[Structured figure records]
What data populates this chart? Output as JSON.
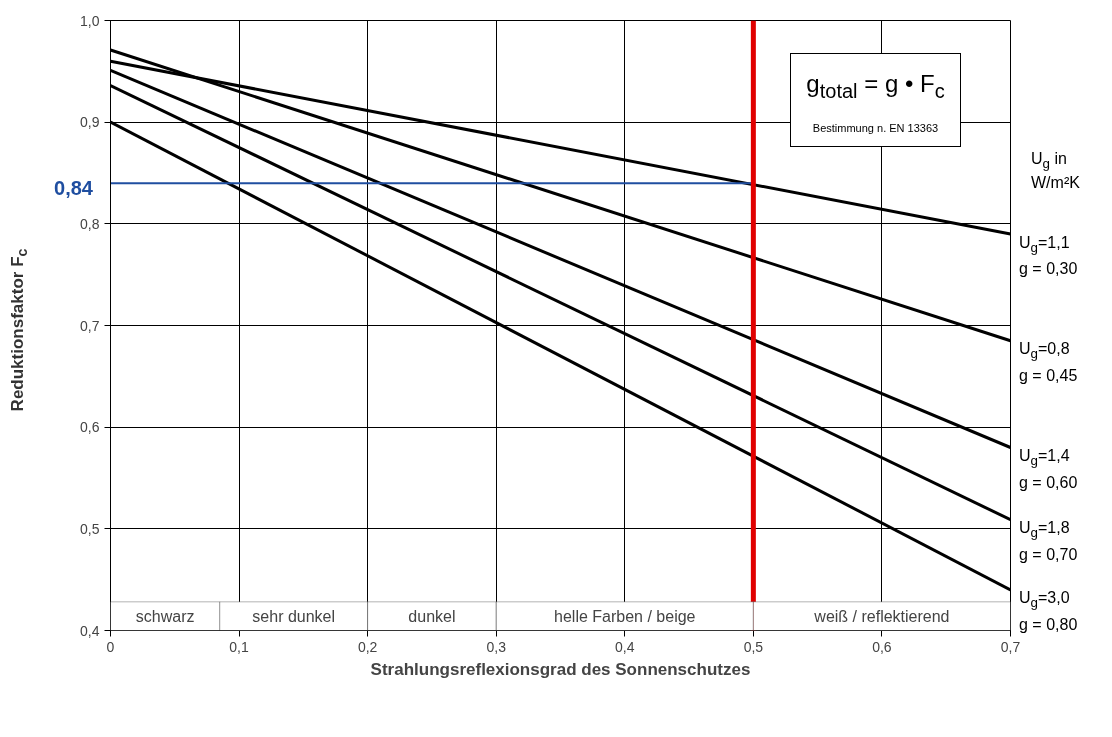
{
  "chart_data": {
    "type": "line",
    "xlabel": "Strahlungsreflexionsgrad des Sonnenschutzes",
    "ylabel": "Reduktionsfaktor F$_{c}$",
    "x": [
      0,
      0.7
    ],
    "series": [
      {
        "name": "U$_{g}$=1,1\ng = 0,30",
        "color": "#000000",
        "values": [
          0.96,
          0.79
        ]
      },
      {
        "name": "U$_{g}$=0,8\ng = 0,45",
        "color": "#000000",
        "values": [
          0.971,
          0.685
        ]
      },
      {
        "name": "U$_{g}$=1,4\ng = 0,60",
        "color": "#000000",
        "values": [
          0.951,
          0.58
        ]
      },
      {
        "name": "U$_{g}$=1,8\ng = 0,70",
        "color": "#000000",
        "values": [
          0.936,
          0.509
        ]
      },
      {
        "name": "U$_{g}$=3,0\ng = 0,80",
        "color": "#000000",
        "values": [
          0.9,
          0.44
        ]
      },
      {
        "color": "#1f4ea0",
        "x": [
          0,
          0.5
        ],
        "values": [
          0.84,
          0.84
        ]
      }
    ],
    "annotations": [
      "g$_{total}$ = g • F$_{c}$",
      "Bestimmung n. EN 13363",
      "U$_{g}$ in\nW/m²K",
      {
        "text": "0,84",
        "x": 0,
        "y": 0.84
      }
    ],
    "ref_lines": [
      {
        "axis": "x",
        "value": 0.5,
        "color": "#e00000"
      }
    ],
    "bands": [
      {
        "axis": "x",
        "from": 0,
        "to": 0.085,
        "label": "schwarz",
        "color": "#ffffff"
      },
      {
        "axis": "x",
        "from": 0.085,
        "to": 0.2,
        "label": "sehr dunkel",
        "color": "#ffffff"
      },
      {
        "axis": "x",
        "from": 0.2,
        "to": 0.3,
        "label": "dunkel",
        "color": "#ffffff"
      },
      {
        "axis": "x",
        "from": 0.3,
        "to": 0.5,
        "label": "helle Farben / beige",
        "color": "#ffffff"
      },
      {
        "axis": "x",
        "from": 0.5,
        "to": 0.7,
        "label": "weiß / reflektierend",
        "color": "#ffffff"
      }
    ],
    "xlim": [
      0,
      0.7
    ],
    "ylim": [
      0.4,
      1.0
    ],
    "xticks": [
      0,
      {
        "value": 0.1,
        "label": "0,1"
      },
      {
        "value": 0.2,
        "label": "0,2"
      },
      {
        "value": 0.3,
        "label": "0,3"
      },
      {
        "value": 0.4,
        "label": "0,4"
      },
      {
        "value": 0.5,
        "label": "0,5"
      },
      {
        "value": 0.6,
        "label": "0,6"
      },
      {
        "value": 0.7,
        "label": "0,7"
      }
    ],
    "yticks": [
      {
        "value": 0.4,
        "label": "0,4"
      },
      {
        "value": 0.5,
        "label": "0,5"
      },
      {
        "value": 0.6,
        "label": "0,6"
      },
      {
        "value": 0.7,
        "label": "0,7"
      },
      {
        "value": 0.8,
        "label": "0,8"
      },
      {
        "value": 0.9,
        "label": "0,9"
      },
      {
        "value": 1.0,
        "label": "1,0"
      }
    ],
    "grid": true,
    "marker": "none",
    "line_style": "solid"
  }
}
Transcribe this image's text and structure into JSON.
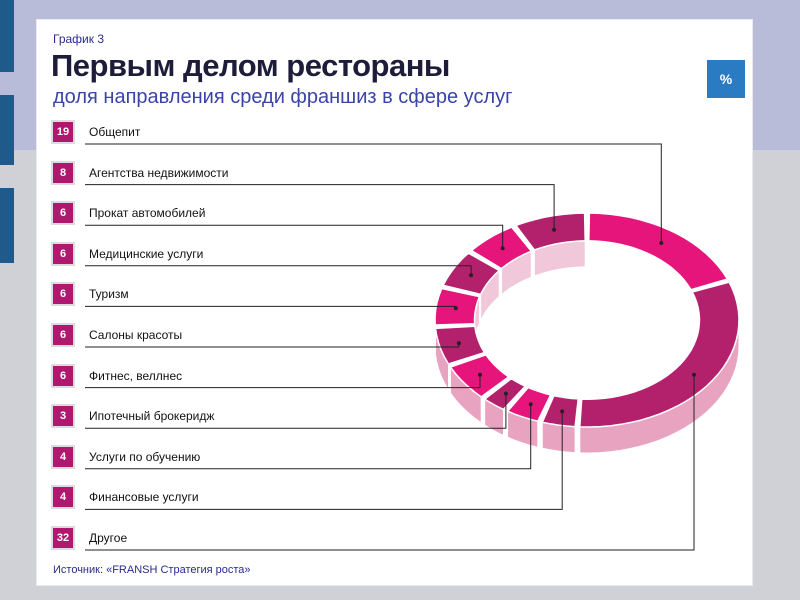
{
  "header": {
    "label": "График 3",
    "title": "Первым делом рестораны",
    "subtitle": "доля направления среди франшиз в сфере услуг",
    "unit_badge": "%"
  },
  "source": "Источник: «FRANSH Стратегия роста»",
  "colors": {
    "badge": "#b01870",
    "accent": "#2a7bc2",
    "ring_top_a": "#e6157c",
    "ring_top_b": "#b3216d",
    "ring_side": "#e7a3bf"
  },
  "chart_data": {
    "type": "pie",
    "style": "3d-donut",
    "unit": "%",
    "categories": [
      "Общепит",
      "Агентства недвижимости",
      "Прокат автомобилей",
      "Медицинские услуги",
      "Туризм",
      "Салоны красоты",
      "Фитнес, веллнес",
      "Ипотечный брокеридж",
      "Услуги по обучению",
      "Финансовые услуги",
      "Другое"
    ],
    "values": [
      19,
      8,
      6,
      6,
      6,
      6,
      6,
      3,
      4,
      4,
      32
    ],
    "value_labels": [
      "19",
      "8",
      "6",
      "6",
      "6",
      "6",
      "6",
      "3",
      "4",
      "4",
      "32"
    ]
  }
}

> _Prompt_:
Count how many lines above contain the word "this". Reply with the number alone.

> _The response_:
2